======== MATERIALS PROVIDED ========

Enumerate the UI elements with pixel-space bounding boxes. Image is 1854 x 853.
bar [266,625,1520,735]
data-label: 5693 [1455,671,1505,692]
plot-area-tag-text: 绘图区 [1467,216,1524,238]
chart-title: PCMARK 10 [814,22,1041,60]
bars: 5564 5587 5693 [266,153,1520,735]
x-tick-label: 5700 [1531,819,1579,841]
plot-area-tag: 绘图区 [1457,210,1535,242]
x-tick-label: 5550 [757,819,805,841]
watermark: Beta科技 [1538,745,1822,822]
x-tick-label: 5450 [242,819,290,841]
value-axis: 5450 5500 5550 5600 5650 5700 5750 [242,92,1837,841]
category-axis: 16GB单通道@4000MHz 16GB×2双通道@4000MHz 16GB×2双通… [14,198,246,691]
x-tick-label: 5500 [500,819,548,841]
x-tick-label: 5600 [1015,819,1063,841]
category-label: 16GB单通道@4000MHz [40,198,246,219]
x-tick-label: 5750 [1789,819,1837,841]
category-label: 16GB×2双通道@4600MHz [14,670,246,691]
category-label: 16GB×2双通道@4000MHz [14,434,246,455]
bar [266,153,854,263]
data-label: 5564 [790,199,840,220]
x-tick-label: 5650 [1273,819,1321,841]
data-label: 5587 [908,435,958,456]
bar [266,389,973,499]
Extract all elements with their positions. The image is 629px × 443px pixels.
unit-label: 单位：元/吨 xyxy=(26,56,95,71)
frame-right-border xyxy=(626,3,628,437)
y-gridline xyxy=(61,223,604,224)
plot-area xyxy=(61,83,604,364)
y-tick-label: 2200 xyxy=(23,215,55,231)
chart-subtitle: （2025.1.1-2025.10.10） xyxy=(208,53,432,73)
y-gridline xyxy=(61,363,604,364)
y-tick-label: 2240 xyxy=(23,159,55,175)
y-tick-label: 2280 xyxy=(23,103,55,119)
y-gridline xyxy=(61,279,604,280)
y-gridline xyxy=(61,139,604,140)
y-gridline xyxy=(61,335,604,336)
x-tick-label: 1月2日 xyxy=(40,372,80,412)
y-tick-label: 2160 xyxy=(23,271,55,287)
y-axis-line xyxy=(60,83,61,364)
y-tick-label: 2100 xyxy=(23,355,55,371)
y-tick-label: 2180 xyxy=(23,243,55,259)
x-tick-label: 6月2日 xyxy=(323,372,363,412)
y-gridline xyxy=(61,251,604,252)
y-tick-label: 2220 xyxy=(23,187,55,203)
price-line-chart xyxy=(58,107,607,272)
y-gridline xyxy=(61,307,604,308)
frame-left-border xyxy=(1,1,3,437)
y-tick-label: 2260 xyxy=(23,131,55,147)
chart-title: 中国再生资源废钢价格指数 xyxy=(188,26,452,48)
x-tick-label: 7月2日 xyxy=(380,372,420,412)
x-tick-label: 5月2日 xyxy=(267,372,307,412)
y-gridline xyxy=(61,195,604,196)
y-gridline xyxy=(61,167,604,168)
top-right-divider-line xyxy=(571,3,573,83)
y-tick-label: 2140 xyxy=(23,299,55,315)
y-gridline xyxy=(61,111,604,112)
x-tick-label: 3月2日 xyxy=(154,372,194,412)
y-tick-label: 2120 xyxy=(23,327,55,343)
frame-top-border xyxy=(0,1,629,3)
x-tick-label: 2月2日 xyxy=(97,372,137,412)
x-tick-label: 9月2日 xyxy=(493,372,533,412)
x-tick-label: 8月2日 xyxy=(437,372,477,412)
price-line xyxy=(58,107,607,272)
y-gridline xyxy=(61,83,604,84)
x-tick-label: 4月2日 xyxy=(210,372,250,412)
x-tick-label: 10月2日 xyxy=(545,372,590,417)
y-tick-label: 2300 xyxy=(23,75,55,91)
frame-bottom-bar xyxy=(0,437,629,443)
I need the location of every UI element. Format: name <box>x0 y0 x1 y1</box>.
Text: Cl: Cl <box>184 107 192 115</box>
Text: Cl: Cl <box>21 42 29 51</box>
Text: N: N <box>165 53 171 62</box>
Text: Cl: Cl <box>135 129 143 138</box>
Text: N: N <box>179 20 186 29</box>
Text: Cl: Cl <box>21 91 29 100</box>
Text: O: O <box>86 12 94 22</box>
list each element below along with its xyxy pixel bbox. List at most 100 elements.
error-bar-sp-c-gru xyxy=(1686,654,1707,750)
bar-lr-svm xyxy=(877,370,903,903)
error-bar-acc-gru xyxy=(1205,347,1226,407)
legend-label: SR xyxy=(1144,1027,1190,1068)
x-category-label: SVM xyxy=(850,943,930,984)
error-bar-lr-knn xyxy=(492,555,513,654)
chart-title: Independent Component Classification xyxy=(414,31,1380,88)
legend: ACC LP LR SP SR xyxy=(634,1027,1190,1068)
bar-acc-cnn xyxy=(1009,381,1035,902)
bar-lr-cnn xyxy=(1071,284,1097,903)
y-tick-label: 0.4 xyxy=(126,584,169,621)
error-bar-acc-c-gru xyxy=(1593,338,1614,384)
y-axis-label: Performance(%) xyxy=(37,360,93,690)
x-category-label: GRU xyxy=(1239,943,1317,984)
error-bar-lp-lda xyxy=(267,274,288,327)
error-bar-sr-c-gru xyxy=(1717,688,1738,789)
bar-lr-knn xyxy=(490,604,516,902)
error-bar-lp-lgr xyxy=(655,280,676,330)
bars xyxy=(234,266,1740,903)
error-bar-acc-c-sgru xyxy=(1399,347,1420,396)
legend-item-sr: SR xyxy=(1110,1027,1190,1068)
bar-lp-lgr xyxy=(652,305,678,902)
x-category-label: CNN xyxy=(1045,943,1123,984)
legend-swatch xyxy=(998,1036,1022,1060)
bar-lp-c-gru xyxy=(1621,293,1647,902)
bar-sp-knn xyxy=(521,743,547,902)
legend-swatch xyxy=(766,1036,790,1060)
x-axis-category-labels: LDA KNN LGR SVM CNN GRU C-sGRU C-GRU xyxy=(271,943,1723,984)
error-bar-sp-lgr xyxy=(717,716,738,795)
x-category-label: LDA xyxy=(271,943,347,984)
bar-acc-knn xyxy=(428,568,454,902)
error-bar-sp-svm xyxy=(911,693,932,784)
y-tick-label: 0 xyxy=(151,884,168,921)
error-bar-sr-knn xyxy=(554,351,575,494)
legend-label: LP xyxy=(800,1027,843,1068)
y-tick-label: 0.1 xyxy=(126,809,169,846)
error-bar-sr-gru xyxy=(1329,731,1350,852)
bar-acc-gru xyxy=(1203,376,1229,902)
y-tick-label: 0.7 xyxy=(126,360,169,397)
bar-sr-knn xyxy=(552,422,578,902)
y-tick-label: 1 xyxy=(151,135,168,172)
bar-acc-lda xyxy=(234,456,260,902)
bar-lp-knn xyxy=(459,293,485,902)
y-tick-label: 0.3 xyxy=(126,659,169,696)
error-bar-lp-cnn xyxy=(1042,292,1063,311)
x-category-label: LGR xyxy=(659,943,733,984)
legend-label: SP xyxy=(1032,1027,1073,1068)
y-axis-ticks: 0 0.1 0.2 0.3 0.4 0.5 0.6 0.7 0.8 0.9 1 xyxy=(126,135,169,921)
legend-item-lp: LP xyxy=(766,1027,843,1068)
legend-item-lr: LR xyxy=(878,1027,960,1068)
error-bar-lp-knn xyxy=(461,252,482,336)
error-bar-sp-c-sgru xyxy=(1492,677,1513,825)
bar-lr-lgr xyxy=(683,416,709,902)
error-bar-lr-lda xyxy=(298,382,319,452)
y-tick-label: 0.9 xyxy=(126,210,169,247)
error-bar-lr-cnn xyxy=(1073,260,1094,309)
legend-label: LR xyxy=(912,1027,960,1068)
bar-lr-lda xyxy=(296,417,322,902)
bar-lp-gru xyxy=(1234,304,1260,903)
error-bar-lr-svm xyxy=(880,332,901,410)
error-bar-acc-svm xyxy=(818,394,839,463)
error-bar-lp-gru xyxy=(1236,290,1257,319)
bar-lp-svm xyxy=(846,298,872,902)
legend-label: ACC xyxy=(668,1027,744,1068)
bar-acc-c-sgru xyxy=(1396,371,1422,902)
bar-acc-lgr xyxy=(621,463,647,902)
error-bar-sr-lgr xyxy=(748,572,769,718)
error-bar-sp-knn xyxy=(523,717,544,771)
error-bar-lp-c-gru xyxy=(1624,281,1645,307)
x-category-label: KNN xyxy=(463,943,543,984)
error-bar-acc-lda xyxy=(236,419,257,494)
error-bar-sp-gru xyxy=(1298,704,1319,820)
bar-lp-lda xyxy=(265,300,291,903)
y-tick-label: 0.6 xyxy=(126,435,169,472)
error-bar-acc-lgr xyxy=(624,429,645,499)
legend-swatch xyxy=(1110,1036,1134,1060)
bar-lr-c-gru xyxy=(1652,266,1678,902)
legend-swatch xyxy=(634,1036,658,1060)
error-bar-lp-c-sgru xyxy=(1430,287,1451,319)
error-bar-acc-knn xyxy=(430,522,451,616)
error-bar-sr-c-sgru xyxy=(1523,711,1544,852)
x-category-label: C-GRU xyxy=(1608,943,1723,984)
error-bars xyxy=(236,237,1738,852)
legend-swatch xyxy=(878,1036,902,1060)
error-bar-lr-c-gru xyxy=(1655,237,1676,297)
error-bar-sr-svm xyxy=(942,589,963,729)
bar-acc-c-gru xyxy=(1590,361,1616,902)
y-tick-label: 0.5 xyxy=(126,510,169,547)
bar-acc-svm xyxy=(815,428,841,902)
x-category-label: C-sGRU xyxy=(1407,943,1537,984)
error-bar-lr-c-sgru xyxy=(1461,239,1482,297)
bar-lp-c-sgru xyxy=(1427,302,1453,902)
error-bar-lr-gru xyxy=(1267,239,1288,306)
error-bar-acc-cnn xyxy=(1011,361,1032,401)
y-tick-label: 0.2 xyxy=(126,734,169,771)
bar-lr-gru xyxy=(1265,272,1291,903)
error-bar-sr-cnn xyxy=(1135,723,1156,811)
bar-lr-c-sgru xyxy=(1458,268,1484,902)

========

• **INSTRUCTIONS TO FOLLOW**
Write out the records word for word from their first line through the line that contains "bars: 5564 5587 5693 [266,153,1520,735]", including both of those lines.

• **FULL RESPONSE**
Enumerate the UI elements with pixel-space bounding boxes. Image is 1854 x 853.
bar [266,625,1520,735]
data-label: 5693 [1455,671,1505,692]
plot-area-tag-text: 绘图区 [1467,216,1524,238]
chart-title: PCMARK 10 [814,22,1041,60]
bars: 5564 5587 5693 [266,153,1520,735]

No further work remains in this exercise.